WHAT YOU SHOULD DO
Please format every line of the records below as a Markdown table with two columns, Row for the row number and Line for the text, skipping any blank lines. Leave the pictures out of the table.

MATERIAL SUPPLIED
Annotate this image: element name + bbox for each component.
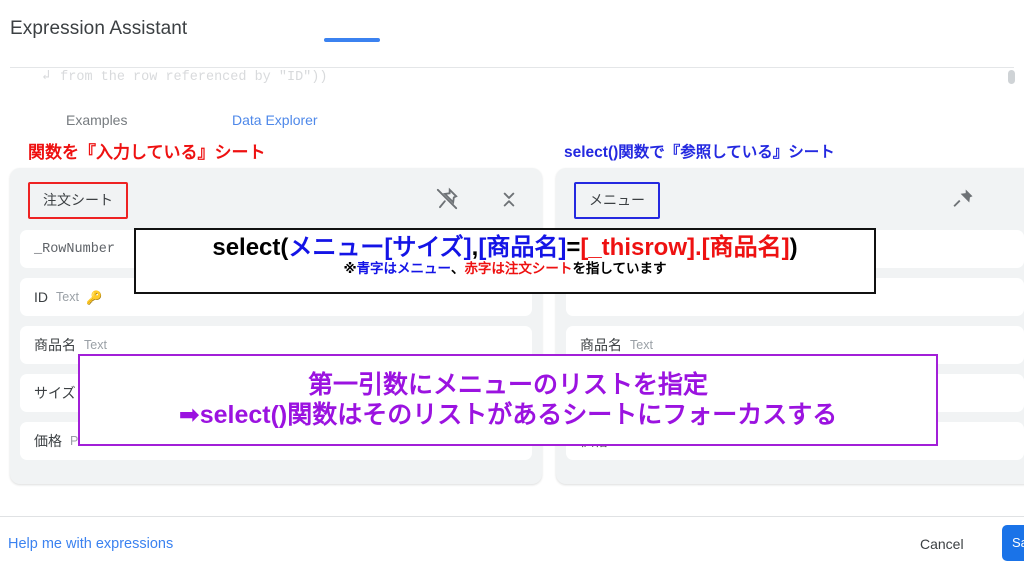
annotation-right-sheet-label: select()関数で『参照している』シート	[562, 138, 841, 166]
footer-divider	[0, 516, 1024, 517]
wrap-arrow-icon: ↲	[42, 69, 51, 84]
sheet-chip-menu[interactable]: メニュー	[574, 182, 660, 219]
annotation-purple-line-2: ➡select()関数はそのリストがあるシートにフォーカスする	[178, 401, 838, 429]
page-title: Expression Assistant	[10, 18, 188, 39]
tab-bar: Examples Data Explorer	[0, 108, 1024, 138]
collapse-icon[interactable]	[496, 186, 522, 212]
field-type: Text	[84, 338, 107, 352]
panel-right-header: メニュー	[556, 168, 1024, 230]
note-tail-text: を指しています	[572, 261, 667, 277]
field-name: ID	[34, 289, 48, 305]
unpin-icon[interactable]	[434, 186, 460, 212]
formula-part-select: select(	[212, 234, 289, 261]
panel-left-header: 注文シート	[10, 168, 542, 230]
annotation-formula-box: select(メニュー[サイズ],[商品名]=[_thisrow].[商品名])…	[134, 228, 876, 294]
field-name: 価格	[34, 433, 62, 449]
formula-part-menu-column: [商品名]	[478, 234, 567, 261]
field-type: Text	[56, 290, 79, 304]
help-with-expressions-link[interactable]: Help me with expressions	[8, 536, 173, 552]
field-type: Text	[630, 338, 653, 352]
tab-active-indicator	[324, 38, 380, 42]
formula-part-equals: =	[566, 234, 581, 261]
clipped-formula-text: ↲ from the row referenced by "ID"))	[42, 68, 742, 84]
scrollbar-thumb[interactable]	[1008, 70, 1015, 84]
field-name: 商品名	[34, 337, 76, 353]
clipped-formula-label: from the row referenced by "ID"))	[60, 70, 328, 84]
save-button[interactable]: Save	[1002, 525, 1024, 561]
annotation-purple-box: 第一引数にメニューのリストを指定 ➡select()関数はそのリストがあるシート…	[78, 354, 938, 446]
sheet-chip-order[interactable]: 注文シート	[28, 182, 128, 219]
note-separator: 、	[450, 261, 465, 277]
annotation-formula-line: select(メニュー[サイズ],[商品名]=[_thisrow].[商品名])	[136, 234, 874, 261]
formula-part-close-paren: )	[789, 234, 798, 261]
field-name: _RowNumber	[34, 241, 116, 257]
field-name: サイズ	[34, 385, 76, 401]
tab-examples[interactable]: Examples	[66, 112, 127, 128]
annotation-left-sheet-label: 関数を『入力している』シート	[26, 136, 272, 167]
pin-icon[interactable]	[950, 186, 976, 212]
formula-part-thisrow: [_thisrow].[商品名]	[580, 234, 790, 261]
cancel-button[interactable]: Cancel	[920, 536, 964, 552]
formula-part-menu-list: メニュー[サイズ]	[288, 234, 472, 261]
note-marker: ※	[343, 261, 357, 277]
annotation-purple-line-1: 第一引数にメニューのリストを指定	[307, 370, 708, 399]
tab-data-explorer[interactable]: Data Explorer	[232, 112, 318, 128]
field-name: 商品名	[580, 337, 622, 353]
note-blue-text: 青字はメニュー	[356, 261, 451, 277]
key-icon: 🔑	[85, 289, 103, 305]
annotation-formula-note: ※青字はメニュー、赤字は注文シートを指しています	[136, 261, 874, 277]
note-red-text: 赤字は注文シート	[464, 261, 573, 277]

OUTPUT OF THE TASK
| Row | Line |
|---|---|
| 1 | Annotate this image: element name + bbox for each component. |
| 2 | annotation-right-sheet-label: select()関数で『参照している』シート	[562, 138, 841, 166] |
| 3 | footer-divider	[0, 516, 1024, 517] |
| 4 | wrap-arrow-icon: ↲	[42, 69, 51, 84] |
| 5 | sheet-chip-menu[interactable]: メニュー	[574, 182, 660, 219] |
| 6 | annotation-purple-line-2: ➡select()関数はそのリストがあるシートにフォーカスする	[178, 401, 838, 429] |
| 7 | page-title: Expression Assistant	[10, 18, 188, 39] |
| 8 | tab-bar: Examples Data Explorer	[0, 108, 1024, 138] |
| 9 | collapse-icon[interactable]	[496, 186, 522, 212] |
| 10 | field-type: Text	[84, 338, 107, 352] |
| 11 | panel-right-header: メニュー	[556, 168, 1024, 230] |
| 12 | note-tail-text: を指しています	[572, 261, 667, 277] |
| 13 | field-name: ID	[34, 289, 48, 305] |
| 14 | unpin-icon[interactable]	[434, 186, 460, 212] |
| 15 | formula-part-select: select(	[212, 234, 289, 261] |
| 16 | panel-left-header: 注文シート	[10, 168, 542, 230] |
| 17 | annotation-formula-box: select(メニュー[サイズ],[商品名]=[_thisrow].[商品名])…	[134, 228, 876, 294] |
| 18 | field-name: 価格	[34, 433, 62, 449] |
| 19 | formula-part-menu-column: [商品名]	[478, 234, 567, 261] |
| 20 | field-type: Text	[56, 290, 79, 304] |
| 21 | help-with-expressions-link[interactable]: Help me with expressions	[8, 536, 173, 552] |
| 22 | field-type: Text	[630, 338, 653, 352] |
| 23 | tab-active-indicator	[324, 38, 380, 42] |
| 24 | formula-part-equals: =	[566, 234, 581, 261] |
| 25 | clipped-formula-text: ↲ from the row referenced by "ID"))	[42, 68, 742, 84] |
| 26 | scrollbar-thumb[interactable]	[1008, 70, 1015, 84] |
| 27 | field-name: 商品名	[34, 337, 76, 353] |
| 28 | clipped-formula-label: from the row referenced by "ID"))	[60, 70, 328, 84] |
| 29 | save-button[interactable]: Save	[1002, 525, 1024, 561] |
| 30 | annotation-purple-box: 第一引数にメニューのリストを指定 ➡select()関数はそのリストがあるシート…	[78, 354, 938, 446] |
| 31 | sheet-chip-order[interactable]: 注文シート	[28, 182, 128, 219] |
| 32 | note-separator: 、	[450, 261, 465, 277] |
| 33 | annotation-formula-line: select(メニュー[サイズ],[商品名]=[_thisrow].[商品名])	[136, 234, 874, 261] |
| 34 | formula-part-close-paren: )	[789, 234, 798, 261] |
| 35 | field-name: _RowNumber	[34, 241, 116, 257] |
| 36 | field-name: サイズ	[34, 385, 76, 401] |
| 37 | tab-examples[interactable]: Examples	[66, 112, 127, 128] |
| 38 | annotation-left-sheet-label: 関数を『入力している』シート	[26, 136, 272, 167] |
| 39 | pin-icon[interactable]	[950, 186, 976, 212] |
| 40 | formula-part-thisrow: [_thisrow].[商品名]	[580, 234, 790, 261] |
| 41 | cancel-button[interactable]: Cancel	[920, 536, 964, 552] |
| 42 | formula-part-menu-list: メニュー[サイズ]	[288, 234, 472, 261] |
| 43 | note-marker: ※	[343, 261, 357, 277] |
| 44 | annotation-purple-line-1: 第一引数にメニューのリストを指定	[307, 370, 708, 399] |
| 45 | tab-data-explorer[interactable]: Data Explorer	[232, 112, 318, 128] |
| 46 | field-name: 商品名	[580, 337, 622, 353] |
| 47 | note-blue-text: 青字はメニュー	[356, 261, 451, 277] |
| 48 | key-icon: 🔑	[85, 289, 103, 305] |
| 49 | annotation-formula-note: ※青字はメニュー、赤字は注文シートを指しています	[136, 261, 874, 277] |
| 50 | note-red-text: 赤字は注文シート	[464, 261, 573, 277] |